Take the data below and repeat it exactly.

* LISTED ENTRIES
■ ■ ■ ■ ■

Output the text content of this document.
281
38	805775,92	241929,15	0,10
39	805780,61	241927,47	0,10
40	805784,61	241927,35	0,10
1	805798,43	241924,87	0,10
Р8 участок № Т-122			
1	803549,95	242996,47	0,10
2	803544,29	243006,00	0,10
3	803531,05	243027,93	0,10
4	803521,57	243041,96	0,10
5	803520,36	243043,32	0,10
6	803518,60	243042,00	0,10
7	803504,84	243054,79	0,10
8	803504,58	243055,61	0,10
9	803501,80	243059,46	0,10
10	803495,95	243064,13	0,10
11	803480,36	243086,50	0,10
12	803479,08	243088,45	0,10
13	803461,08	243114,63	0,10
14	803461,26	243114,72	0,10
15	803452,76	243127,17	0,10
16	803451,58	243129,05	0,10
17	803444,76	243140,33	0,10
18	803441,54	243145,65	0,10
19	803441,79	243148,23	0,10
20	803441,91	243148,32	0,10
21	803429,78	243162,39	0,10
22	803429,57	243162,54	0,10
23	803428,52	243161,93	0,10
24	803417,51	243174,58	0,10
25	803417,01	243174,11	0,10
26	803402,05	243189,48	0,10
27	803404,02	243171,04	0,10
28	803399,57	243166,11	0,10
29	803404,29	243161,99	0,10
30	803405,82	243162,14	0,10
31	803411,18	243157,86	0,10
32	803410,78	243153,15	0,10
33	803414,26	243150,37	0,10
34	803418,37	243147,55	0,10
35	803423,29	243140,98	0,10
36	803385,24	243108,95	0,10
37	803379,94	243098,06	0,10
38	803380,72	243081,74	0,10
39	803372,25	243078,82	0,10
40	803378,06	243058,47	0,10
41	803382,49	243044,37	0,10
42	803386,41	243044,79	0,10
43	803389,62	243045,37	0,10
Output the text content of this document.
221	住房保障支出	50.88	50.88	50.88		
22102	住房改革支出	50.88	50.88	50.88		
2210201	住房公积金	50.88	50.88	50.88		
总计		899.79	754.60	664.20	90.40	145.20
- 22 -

■ ■ ■ ■ ■

* RESULT
Output the text content of this document.
281
38	805775,92	241929,15	0,10
39	805780,61	241927,47	0,10
40	805784,61	241927,35	0,10
1	805798,43	241924,87	0,10
Р8 участок № Т-122			
1	803549,95	242996,47	0,10
2	803544,29	243006,00	0,10
3	803531,05	243027,93	0,10
4	803521,57	243041,96	0,10
5	803520,36	243043,32	0,10
6	803518,60	243042,00	0,10
7	803504,84	243054,79	0,10
8	803504,58	243055,61	0,10
9	803501,80	243059,46	0,10
10	803495,95	243064,13	0,10
11	803480,36	243086,50	0,10
12	803479,08	243088,45	0,10
13	803461,08	243114,63	0,10
14	803461,26	243114,72	0,10
15	803452,76	243127,17	0,10
16	803451,58	243129,05	0,10
17	803444,76	243140,33	0,10
18	803441,54	243145,65	0,10
19	803441,79	243148,23	0,10
20	803441,91	243148,32	0,10
21	803429,78	243162,39	0,10
22	803429,57	243162,54	0,10
23	803428,52	243161,93	0,10
24	803417,51	243174,58	0,10
25	803417,01	243174,11	0,10
26	803402,05	243189,48	0,10
27	803404,02	243171,04	0,10
28	803399,57	243166,11	0,10
29	803404,29	243161,99	0,10
30	803405,82	243162,14	0,10
31	803411,18	243157,86	0,10
32	803410,78	243153,15	0,10
33	803414,26	243150,37	0,10
34	803418,37	243147,55	0,10
35	803423,29	243140,98	0,10
36	803385,24	243108,95	0,10
37	803379,94	243098,06	0,10
38	803380,72	243081,74	0,10
39	803372,25	243078,82	0,10
40	803378,06	243058,47	0,10
41	803382,49	243044,37	0,10
42	803386,41	243044,79	0,10
43	803389,62	243045,37	0,10
Output the text content of this document.
221	住房保障支出	50.88	50.88	50.88		
22102	住房改革支出	50.88	50.88	50.88		
2210201	住房公积金	50.88	50.88	50.88		
总计		899.79	754.60	664.20	90.40	145.20
- 22 -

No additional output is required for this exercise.